━━ PROVIDED INFORMATION ━━

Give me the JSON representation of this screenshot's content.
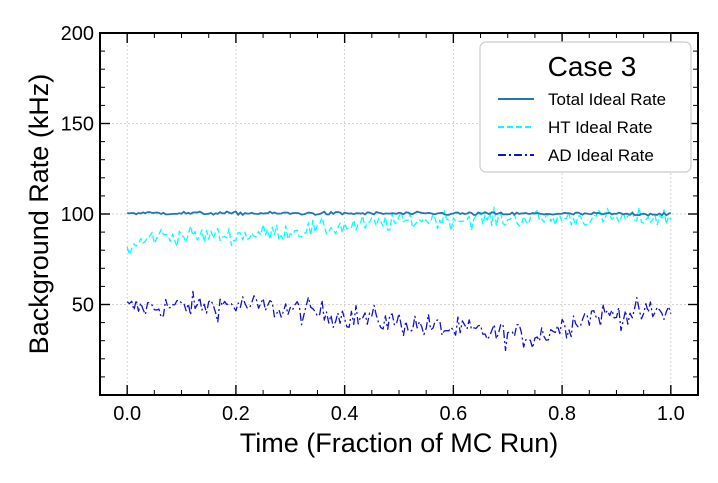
{
  "chart_data": {
    "type": "line",
    "title": "",
    "xlabel": "Time (Fraction of MC Run)",
    "ylabel": "Background Rate (kHz)",
    "xlim": [
      -0.05,
      1.05
    ],
    "ylim": [
      0,
      200
    ],
    "xticks": [
      0.0,
      0.2,
      0.4,
      0.6,
      0.8,
      1.0
    ],
    "xtick_labels": [
      "0.0",
      "0.2",
      "0.4",
      "0.6",
      "0.8",
      "1.0"
    ],
    "yticks": [
      50,
      100,
      150,
      200
    ],
    "ytick_labels": [
      "50",
      "100",
      "150",
      "200"
    ],
    "grid": true,
    "legend": {
      "title": "Case 3",
      "position": "top-right"
    },
    "series": [
      {
        "name": "Total Ideal Rate",
        "color": "#1f77b4",
        "style": "solid",
        "noise": 0.9,
        "base": [
          [
            0,
            100.5
          ],
          [
            1,
            100
          ]
        ]
      },
      {
        "name": "HT Ideal Rate",
        "color": "#00ffff",
        "style": "dashed",
        "noise": 5,
        "base": [
          [
            0,
            80
          ],
          [
            0.05,
            88
          ],
          [
            0.2,
            88
          ],
          [
            0.4,
            93
          ],
          [
            0.55,
            97
          ],
          [
            1,
            98
          ]
        ]
      },
      {
        "name": "AD Ideal Rate",
        "color": "#1212c8",
        "style": "dashdot",
        "noise": 7,
        "base": [
          [
            0,
            48
          ],
          [
            0.2,
            50
          ],
          [
            0.4,
            44
          ],
          [
            0.6,
            36
          ],
          [
            0.75,
            32
          ],
          [
            0.85,
            44
          ],
          [
            1,
            46
          ]
        ]
      }
    ]
  }
}
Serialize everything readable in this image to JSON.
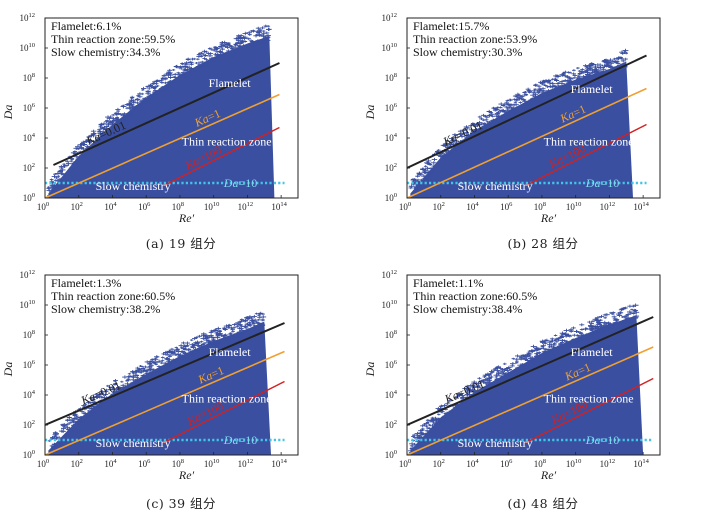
{
  "axis": {
    "xlabel": "Re′",
    "ylabel": "Da",
    "xlim": [
      0,
      15
    ],
    "ylim": [
      0,
      12
    ],
    "xticks": [
      0,
      2,
      4,
      6,
      8,
      10,
      12,
      14
    ],
    "yticks": [
      0,
      2,
      4,
      6,
      8,
      10,
      12
    ],
    "tick_base": "10"
  },
  "colors": {
    "scatter": "#3a4fa0",
    "ka001": "#222222",
    "ka1": "#f0a030",
    "ka100": "#d42020",
    "da10": "#3fc6e6",
    "region_text": "#ffffff",
    "da10_text": "#7fdcf0"
  },
  "labels": {
    "flamelet": "Flamelet",
    "thin": "Thin reaction zone",
    "slow": "Slow chemistry",
    "ka001_prefix": "Ka",
    "ka001_value": "=0.01",
    "ka1_prefix": "Ka",
    "ka1_value": "=1",
    "ka100_prefix": "Ka",
    "ka100_value": "=100",
    "da10_prefix": "Da",
    "da10_value": "=10"
  },
  "chart_data": [
    {
      "type": "scatter",
      "caption": "(a) 19 组分",
      "stats": [
        "Flamelet:6.1%",
        "Thin reaction zone:59.5%",
        "Slow chemistry:34.3%"
      ],
      "envelope": {
        "x": [
          0.2,
          2,
          4,
          6,
          8,
          10,
          12,
          13.3,
          13.6
        ],
        "y": [
          0.3,
          2.8,
          4.9,
          6.7,
          8.2,
          9.4,
          10.3,
          10.8,
          0
        ]
      },
      "lines": {
        "ka001": [
          [
            0.5,
            2.2
          ],
          [
            13.9,
            9.0
          ]
        ],
        "ka1": [
          [
            0,
            0
          ],
          [
            13.9,
            6.9
          ]
        ],
        "ka100": [
          [
            7,
            0.8
          ],
          [
            13.9,
            4.7
          ]
        ],
        "da10": [
          [
            0,
            1
          ],
          [
            14.2,
            1
          ]
        ]
      }
    },
    {
      "type": "scatter",
      "caption": "(b) 28 组分",
      "stats": [
        "Flamelet:15.7%",
        "Thin reaction zone:53.9%",
        "Slow chemistry:30.3%"
      ],
      "envelope": {
        "x": [
          0.2,
          2,
          4,
          6,
          8,
          10,
          12,
          13.0,
          13.4
        ],
        "y": [
          0.3,
          2.7,
          4.5,
          5.8,
          7.0,
          7.9,
          8.6,
          9.1,
          0
        ]
      },
      "lines": {
        "ka001": [
          [
            0,
            2.0
          ],
          [
            14.2,
            9.5
          ]
        ],
        "ka1": [
          [
            0,
            0
          ],
          [
            14.2,
            7.3
          ]
        ],
        "ka100": [
          [
            7,
            0.8
          ],
          [
            14.2,
            4.9
          ]
        ],
        "da10": [
          [
            0,
            1
          ],
          [
            14.2,
            1
          ]
        ]
      }
    },
    {
      "type": "scatter",
      "caption": "(c) 39 组分",
      "stats": [
        "Flamelet:1.3%",
        "Thin reaction zone:60.5%",
        "Slow chemistry:38.2%"
      ],
      "envelope": {
        "x": [
          0.2,
          2,
          4,
          6,
          8,
          10,
          12,
          13.0,
          13.4
        ],
        "y": [
          0.3,
          2.4,
          4.1,
          5.4,
          6.6,
          7.6,
          8.4,
          8.9,
          0
        ]
      },
      "lines": {
        "ka001": [
          [
            0,
            2.0
          ],
          [
            14.2,
            8.8
          ]
        ],
        "ka1": [
          [
            0,
            0
          ],
          [
            14.2,
            6.9
          ]
        ],
        "ka100": [
          [
            7,
            0.8
          ],
          [
            14.2,
            4.9
          ]
        ],
        "da10": [
          [
            0,
            1
          ],
          [
            14.2,
            1
          ]
        ]
      }
    },
    {
      "type": "scatter",
      "caption": "(d) 48 组分",
      "stats": [
        "Flamelet:1.1%",
        "Thin reaction zone:60.5%",
        "Slow chemistry:38.4%"
      ],
      "envelope": {
        "x": [
          0.2,
          2,
          4,
          6,
          8,
          10,
          12,
          13.6,
          14.0
        ],
        "y": [
          0.3,
          2.5,
          4.2,
          5.5,
          6.8,
          7.8,
          8.7,
          9.3,
          0
        ]
      },
      "lines": {
        "ka001": [
          [
            0,
            2.0
          ],
          [
            14.6,
            9.2
          ]
        ],
        "ka1": [
          [
            0,
            0
          ],
          [
            14.6,
            7.2
          ]
        ],
        "ka100": [
          [
            7,
            0.8
          ],
          [
            14.6,
            5.1
          ]
        ],
        "da10": [
          [
            0,
            1
          ],
          [
            14.6,
            1
          ]
        ]
      }
    }
  ]
}
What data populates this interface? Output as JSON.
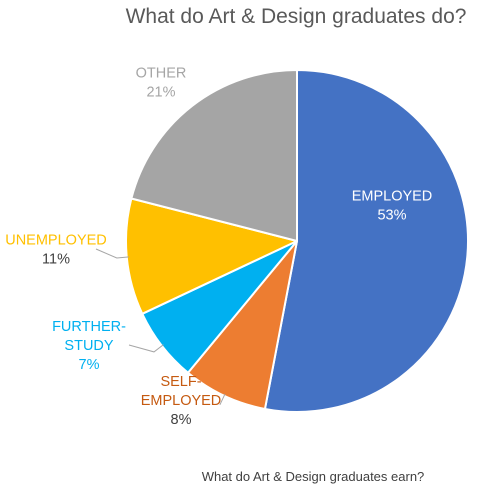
{
  "chart_data": {
    "type": "pie",
    "title": "What do Art & Design graduates do?",
    "caption": "What do Art & Design graduates earn?",
    "slices": [
      {
        "label": "EMPLOYED",
        "value": 53,
        "display": "53%",
        "color": "#4472C4",
        "label_color": "#FFFFFF"
      },
      {
        "label": "SELF-EMPLOYED",
        "value": 8,
        "display": "8%",
        "color": "#ED7D31",
        "label_color": "#C55A11"
      },
      {
        "label": "FURTHER-STUDY",
        "value": 7,
        "display": "7%",
        "color": "#00B0F0",
        "label_color": "#00B0F0"
      },
      {
        "label": "UNEMPLOYED",
        "value": 11,
        "display": "11%",
        "color": "#FFC000",
        "label_color": "#FFC000"
      },
      {
        "label": "OTHER",
        "value": 21,
        "display": "21%",
        "color": "#A5A5A5",
        "label_color": "#A5A5A5"
      }
    ]
  }
}
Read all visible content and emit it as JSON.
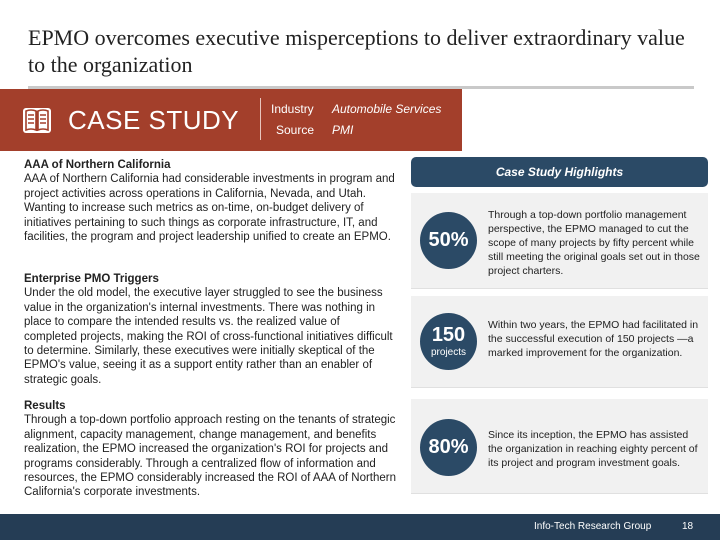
{
  "title": "EPMO overcomes executive misperceptions to deliver extraordinary value to the organization",
  "banner": {
    "label": "CASE STUDY",
    "icon": "open-book-icon",
    "industry_key": "Industry",
    "industry_value": "Automobile Services",
    "source_key": "Source",
    "source_value": "PMI",
    "color": "#a33f2b"
  },
  "sections": [
    {
      "heading": "AAA of Northern California",
      "body": "AAA of Northern California had considerable investments in program and project activities across operations in California, Nevada, and Utah. Wanting to increase such metrics as on-time, on-budget delivery of initiatives pertaining to such things as corporate infrastructure, IT, and facilities, the program and project leadership unified to create an EPMO."
    },
    {
      "heading": "Enterprise PMO Triggers",
      "body": "Under the old model, the executive layer struggled to see the business value in the organization's internal investments. There was nothing in place to compare the intended results vs. the realized value of completed projects, making the ROI of cross-functional initiatives difficult to determine. Similarly, these executives were initially skeptical of the EPMO's value, seeing it as a support entity rather than an enabler of strategic goals."
    },
    {
      "heading": "Results",
      "body": "Through a top-down portfolio approach resting on the tenants of strategic alignment, capacity management, change management, and benefits realization, the EPMO increased the organization's ROI for projects and programs considerably. Through a centralized flow of information and resources, the EPMO considerably increased the ROI of AAA of Northern California's corporate investments."
    }
  ],
  "highlights": {
    "header": "Case Study Highlights",
    "items": [
      {
        "value": "50%",
        "sub": "",
        "text": "Through a top-down portfolio management perspective, the EPMO managed to cut the scope of many projects by fifty percent while still meeting the original goals set out in those project charters."
      },
      {
        "value": "150",
        "sub": "projects",
        "text": "Within two years, the EPMO had facilitated in the successful execution of 150 projects —a marked improvement for the organization."
      },
      {
        "value": "80%",
        "sub": "",
        "text": "Since its inception, the EPMO has assisted the organization in reaching eighty percent of its project and program investment goals."
      }
    ],
    "accent": "#2b4a66"
  },
  "footer": {
    "org": "Info-Tech Research Group",
    "page": "18",
    "color": "#253d55"
  }
}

━━━

Which lines include "ylabel"? Copy each of them out.

    "ylabel": "Background Rate (kHz)",
    "ylabel": "Da",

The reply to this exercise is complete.